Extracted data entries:
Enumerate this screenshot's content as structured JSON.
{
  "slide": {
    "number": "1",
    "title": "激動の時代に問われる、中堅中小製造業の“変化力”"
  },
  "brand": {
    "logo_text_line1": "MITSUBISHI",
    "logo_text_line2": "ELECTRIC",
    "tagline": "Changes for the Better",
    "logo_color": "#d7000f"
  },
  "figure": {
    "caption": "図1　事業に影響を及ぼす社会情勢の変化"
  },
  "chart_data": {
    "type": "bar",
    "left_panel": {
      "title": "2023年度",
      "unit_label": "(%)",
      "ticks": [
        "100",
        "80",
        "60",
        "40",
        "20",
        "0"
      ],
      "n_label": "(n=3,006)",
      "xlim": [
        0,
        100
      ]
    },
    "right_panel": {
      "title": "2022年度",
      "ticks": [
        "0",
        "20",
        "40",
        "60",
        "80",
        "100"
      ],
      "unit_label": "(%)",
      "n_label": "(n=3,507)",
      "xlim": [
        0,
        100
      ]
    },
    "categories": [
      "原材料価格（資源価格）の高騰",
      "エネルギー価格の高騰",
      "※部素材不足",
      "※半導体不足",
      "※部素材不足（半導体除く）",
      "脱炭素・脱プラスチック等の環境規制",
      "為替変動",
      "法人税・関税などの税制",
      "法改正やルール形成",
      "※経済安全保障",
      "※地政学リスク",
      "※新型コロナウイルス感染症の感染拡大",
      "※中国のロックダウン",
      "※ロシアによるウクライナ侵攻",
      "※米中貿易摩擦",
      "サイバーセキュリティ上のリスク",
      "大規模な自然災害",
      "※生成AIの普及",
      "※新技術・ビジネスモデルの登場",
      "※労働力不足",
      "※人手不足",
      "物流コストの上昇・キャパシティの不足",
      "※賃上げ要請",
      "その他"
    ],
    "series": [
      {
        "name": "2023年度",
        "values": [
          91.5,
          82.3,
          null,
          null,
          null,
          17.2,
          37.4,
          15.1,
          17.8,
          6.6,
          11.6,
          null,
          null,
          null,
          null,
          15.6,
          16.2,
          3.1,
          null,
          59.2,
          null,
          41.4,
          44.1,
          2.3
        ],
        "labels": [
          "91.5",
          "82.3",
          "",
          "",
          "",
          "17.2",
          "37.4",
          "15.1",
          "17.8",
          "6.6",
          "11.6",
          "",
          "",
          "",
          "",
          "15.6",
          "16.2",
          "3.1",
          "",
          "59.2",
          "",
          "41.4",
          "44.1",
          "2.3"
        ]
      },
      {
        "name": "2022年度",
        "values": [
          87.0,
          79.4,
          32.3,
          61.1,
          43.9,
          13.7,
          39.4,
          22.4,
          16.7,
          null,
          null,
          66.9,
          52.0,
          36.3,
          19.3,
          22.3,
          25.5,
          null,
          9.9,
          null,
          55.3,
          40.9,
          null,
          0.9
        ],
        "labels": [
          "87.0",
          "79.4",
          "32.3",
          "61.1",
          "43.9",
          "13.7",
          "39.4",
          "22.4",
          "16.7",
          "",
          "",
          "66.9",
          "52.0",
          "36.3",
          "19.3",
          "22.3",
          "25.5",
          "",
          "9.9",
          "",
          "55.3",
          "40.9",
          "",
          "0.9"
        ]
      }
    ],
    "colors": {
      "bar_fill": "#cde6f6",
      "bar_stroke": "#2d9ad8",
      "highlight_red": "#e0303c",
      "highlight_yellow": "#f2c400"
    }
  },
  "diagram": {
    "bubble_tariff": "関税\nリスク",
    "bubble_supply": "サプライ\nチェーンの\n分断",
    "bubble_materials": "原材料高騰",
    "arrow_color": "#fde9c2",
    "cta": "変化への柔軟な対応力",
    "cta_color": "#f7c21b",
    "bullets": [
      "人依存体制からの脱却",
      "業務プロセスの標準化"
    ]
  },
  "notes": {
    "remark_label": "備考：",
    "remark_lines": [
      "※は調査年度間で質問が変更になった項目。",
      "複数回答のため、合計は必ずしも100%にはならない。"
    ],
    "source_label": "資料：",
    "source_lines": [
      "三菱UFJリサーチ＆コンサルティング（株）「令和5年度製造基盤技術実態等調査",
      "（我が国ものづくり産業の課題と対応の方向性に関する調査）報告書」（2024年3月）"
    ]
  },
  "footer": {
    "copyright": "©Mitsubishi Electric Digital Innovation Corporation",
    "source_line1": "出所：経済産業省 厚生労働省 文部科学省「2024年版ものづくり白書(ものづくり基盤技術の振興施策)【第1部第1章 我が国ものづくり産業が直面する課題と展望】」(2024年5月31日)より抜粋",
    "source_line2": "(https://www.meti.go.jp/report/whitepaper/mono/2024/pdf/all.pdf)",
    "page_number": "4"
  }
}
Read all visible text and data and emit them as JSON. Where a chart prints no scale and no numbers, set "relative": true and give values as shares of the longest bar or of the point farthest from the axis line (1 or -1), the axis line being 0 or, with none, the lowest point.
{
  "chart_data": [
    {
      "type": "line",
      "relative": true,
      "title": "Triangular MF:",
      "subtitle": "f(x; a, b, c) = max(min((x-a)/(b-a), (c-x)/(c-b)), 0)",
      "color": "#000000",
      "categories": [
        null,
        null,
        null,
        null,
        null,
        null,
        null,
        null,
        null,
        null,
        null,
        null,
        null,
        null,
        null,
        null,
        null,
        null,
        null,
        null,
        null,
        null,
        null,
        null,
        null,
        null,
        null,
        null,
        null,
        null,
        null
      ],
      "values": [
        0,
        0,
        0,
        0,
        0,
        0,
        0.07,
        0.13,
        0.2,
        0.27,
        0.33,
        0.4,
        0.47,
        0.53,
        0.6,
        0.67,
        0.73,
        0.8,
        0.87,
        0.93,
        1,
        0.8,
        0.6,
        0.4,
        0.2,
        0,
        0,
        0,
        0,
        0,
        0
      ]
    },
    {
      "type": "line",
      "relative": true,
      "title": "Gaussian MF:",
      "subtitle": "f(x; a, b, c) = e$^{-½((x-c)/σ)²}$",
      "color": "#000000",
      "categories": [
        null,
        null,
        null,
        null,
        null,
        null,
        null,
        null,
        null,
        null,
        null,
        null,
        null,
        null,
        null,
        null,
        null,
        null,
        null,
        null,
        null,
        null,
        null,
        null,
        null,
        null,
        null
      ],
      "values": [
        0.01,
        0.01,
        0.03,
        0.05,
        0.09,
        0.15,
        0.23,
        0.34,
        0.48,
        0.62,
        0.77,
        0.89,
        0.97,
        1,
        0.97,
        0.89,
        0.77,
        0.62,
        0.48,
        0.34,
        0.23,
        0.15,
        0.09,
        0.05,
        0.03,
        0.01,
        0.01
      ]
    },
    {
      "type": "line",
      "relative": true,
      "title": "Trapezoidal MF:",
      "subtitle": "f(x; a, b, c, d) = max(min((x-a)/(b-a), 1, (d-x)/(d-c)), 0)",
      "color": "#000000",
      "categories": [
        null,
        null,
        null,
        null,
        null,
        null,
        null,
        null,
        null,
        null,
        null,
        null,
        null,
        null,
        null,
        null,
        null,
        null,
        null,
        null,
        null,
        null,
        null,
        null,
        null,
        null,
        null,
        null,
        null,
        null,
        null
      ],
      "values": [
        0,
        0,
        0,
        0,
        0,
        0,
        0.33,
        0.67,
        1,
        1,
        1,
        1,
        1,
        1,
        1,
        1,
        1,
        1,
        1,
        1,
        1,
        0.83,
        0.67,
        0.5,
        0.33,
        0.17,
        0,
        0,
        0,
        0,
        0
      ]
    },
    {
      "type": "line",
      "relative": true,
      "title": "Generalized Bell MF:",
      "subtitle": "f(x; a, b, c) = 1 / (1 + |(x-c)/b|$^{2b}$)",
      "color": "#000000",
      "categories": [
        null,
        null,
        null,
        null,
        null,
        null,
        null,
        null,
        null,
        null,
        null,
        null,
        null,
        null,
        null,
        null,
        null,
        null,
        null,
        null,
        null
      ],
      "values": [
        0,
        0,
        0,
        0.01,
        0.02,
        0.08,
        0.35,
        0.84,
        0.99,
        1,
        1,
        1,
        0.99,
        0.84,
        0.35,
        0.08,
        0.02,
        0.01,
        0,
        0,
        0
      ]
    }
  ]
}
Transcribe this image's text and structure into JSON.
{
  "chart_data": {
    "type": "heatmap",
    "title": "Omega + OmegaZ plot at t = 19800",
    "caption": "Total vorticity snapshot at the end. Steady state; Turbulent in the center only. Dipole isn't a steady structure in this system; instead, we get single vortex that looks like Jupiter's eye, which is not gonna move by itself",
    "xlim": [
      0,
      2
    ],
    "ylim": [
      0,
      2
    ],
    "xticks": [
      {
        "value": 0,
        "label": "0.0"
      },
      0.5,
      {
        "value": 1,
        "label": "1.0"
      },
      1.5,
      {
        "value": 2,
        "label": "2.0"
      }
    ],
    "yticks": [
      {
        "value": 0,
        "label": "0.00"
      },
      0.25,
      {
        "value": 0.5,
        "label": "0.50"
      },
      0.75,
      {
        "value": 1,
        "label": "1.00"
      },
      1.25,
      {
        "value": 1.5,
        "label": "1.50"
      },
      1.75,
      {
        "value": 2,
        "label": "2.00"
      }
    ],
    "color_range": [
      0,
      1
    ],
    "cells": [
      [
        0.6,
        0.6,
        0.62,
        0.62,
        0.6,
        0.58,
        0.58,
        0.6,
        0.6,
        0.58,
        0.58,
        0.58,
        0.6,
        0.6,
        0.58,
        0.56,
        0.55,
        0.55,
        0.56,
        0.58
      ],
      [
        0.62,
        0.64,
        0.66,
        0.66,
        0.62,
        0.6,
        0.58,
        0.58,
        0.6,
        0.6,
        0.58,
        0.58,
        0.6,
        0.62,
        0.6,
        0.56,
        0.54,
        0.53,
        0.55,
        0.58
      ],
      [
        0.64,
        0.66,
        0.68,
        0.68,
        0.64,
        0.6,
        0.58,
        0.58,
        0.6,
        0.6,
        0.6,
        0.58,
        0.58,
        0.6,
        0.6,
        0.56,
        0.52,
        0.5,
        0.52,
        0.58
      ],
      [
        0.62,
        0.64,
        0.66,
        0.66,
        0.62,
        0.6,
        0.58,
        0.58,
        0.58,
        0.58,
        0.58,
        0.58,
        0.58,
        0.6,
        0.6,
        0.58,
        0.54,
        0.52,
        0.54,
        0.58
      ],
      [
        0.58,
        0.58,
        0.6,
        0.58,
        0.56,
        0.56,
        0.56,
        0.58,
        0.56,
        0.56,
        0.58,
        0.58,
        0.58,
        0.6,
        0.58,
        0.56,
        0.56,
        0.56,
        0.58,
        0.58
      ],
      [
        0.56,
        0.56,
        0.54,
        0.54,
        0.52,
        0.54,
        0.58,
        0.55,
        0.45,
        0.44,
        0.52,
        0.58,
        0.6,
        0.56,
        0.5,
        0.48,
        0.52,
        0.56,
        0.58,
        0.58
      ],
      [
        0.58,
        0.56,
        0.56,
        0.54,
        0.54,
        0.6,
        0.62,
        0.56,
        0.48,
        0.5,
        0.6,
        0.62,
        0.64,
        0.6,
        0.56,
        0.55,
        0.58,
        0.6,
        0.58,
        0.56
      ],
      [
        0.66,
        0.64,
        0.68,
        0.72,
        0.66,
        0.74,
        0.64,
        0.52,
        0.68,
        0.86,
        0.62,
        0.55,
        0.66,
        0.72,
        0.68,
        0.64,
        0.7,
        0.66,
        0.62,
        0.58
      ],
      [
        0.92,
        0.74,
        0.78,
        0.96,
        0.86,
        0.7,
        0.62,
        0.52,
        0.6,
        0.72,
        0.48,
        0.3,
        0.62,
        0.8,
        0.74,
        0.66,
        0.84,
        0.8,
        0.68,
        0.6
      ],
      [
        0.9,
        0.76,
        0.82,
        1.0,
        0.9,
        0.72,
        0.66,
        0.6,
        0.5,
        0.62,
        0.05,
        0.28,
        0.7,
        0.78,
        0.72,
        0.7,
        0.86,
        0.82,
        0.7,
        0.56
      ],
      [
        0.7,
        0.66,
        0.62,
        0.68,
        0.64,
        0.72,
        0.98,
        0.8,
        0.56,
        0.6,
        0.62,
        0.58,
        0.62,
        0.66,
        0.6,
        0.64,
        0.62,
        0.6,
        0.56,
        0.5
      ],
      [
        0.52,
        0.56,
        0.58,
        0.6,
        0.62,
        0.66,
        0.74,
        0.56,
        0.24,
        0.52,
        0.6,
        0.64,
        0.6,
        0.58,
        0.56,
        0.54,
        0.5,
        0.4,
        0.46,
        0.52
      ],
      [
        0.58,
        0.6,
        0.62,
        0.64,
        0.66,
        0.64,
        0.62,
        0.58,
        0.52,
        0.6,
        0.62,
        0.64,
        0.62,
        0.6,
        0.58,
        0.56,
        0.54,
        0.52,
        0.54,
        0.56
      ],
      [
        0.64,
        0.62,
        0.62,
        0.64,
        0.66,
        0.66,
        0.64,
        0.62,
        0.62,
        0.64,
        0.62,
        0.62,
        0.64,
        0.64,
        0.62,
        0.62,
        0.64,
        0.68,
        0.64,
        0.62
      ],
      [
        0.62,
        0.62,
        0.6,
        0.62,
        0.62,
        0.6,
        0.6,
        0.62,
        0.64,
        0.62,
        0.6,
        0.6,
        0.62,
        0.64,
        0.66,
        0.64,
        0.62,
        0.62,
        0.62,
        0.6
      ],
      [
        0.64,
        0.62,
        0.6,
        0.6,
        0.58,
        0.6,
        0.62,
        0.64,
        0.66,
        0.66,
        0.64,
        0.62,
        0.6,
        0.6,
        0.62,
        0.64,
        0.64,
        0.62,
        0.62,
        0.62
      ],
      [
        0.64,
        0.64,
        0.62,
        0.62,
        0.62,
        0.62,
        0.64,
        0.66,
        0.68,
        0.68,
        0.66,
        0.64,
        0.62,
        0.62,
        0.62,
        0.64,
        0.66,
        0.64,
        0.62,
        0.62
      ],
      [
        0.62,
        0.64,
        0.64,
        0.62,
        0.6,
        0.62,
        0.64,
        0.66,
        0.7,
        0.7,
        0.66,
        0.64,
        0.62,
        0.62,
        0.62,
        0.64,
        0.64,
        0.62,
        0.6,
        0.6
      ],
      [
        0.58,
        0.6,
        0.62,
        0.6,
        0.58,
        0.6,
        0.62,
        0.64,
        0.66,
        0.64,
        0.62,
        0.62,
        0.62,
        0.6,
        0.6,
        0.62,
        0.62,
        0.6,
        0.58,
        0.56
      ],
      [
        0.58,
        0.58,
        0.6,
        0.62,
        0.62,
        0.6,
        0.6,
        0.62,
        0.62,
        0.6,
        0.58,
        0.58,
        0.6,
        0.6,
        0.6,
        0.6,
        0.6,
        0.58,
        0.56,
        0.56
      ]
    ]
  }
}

• [SET TASK]
Gather all lines with the string "subtitle" from the data.

• [THE ANSWER]
      "subtitle": "f(x; a, b, c) = max(min((x-a)/(b-a), (c-x)/(c-b)), 0)",
      "subtitle": "f(x; a, b, c) = e$^{-½((x-c)/σ)²}$",
      "subtitle": "f(x; a, b, c, d) = max(min((x-a)/(b-a), 1, (d-x)/(d-c)), 0)",
      "subtitle": "f(x; a, b, c) = 1 / (1 + |(x-c)/b|$^{2b}$)",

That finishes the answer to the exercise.